→ TASK PROMPT:
Reproduce the lines of material from the one containing "736, 877, 757]" through the one containing "33, 164, 48]", inclusive, changing "trash-icon" to "delete-icon" and keeping everything else identical. Output only those lines.

→ GIVEN INFORMATION:
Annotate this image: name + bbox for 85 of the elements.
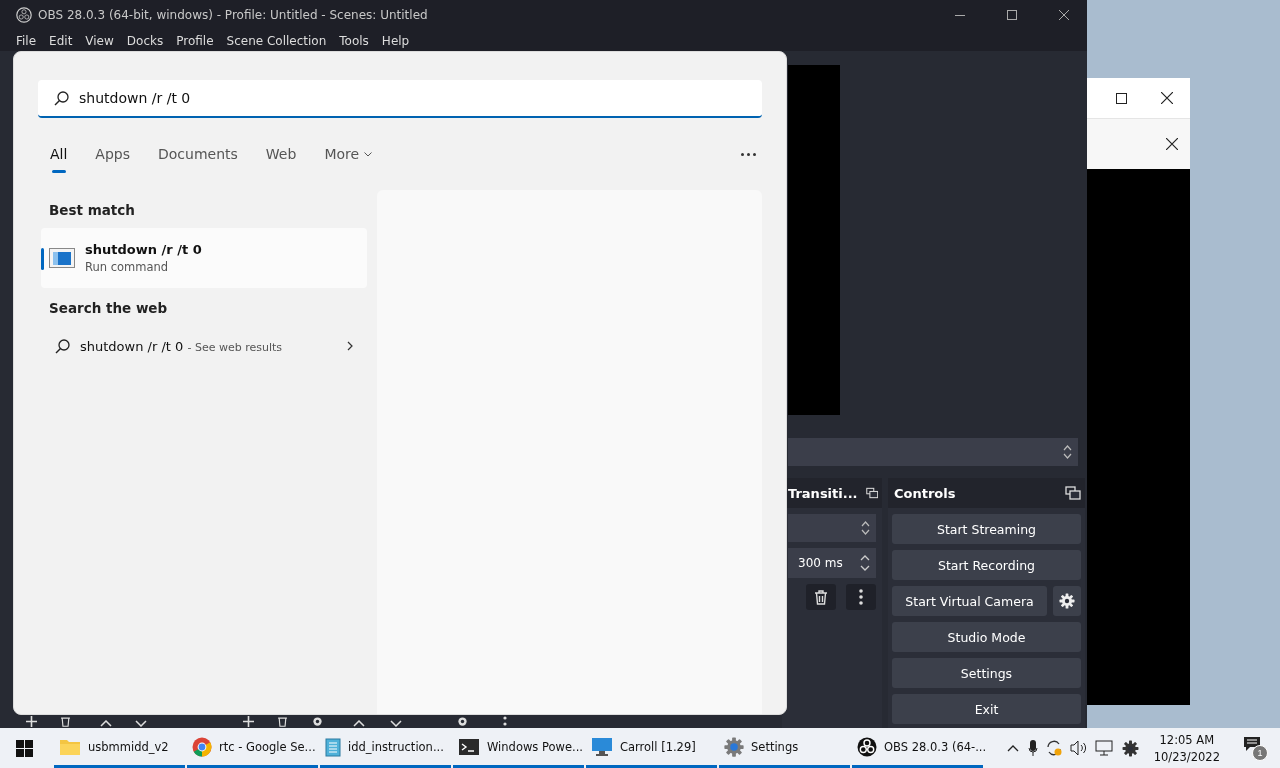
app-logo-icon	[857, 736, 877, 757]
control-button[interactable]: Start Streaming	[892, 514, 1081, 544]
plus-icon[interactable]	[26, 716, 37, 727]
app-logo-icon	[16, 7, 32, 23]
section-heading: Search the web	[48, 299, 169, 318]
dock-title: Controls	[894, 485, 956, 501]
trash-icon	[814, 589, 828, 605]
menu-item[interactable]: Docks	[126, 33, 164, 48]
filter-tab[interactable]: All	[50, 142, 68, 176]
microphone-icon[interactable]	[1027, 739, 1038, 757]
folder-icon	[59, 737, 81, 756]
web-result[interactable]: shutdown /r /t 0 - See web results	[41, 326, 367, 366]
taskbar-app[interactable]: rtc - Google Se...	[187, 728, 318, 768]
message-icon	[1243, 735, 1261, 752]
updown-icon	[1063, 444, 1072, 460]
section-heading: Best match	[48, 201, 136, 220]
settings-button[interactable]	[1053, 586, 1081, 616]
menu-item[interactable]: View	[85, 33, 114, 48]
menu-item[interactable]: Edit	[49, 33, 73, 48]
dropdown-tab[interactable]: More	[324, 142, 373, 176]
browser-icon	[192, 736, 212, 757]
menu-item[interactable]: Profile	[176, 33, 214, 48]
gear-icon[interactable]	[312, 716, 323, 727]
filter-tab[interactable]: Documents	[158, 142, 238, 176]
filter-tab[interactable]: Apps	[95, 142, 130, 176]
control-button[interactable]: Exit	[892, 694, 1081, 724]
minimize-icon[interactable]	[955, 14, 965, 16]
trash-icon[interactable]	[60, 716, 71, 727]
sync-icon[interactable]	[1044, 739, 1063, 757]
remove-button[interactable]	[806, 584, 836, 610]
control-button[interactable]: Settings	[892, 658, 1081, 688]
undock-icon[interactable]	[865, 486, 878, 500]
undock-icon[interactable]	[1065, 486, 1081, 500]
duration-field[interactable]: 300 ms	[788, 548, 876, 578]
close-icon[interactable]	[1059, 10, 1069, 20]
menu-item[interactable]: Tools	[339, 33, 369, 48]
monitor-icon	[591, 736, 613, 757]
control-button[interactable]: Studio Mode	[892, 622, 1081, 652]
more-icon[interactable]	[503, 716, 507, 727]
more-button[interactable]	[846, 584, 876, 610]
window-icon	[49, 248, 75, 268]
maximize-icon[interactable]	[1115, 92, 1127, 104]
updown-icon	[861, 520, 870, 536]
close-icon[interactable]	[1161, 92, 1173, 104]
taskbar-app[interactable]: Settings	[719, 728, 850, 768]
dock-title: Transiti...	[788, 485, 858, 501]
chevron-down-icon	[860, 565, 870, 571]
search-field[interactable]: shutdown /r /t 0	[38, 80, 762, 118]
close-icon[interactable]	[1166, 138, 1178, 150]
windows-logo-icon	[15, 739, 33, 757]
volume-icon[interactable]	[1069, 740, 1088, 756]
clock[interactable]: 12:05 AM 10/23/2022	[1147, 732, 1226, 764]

→ RESPONSE:
app-logo-icon	[857, 736, 877, 757]
control-button[interactable]: Start Streaming	[892, 514, 1081, 544]
plus-icon[interactable]	[26, 716, 37, 727]
app-logo-icon	[16, 7, 32, 23]
section-heading: Search the web	[48, 299, 169, 318]
dock-title: Controls	[894, 485, 956, 501]
delete-icon	[814, 589, 828, 605]
menu-item[interactable]: Docks	[126, 33, 164, 48]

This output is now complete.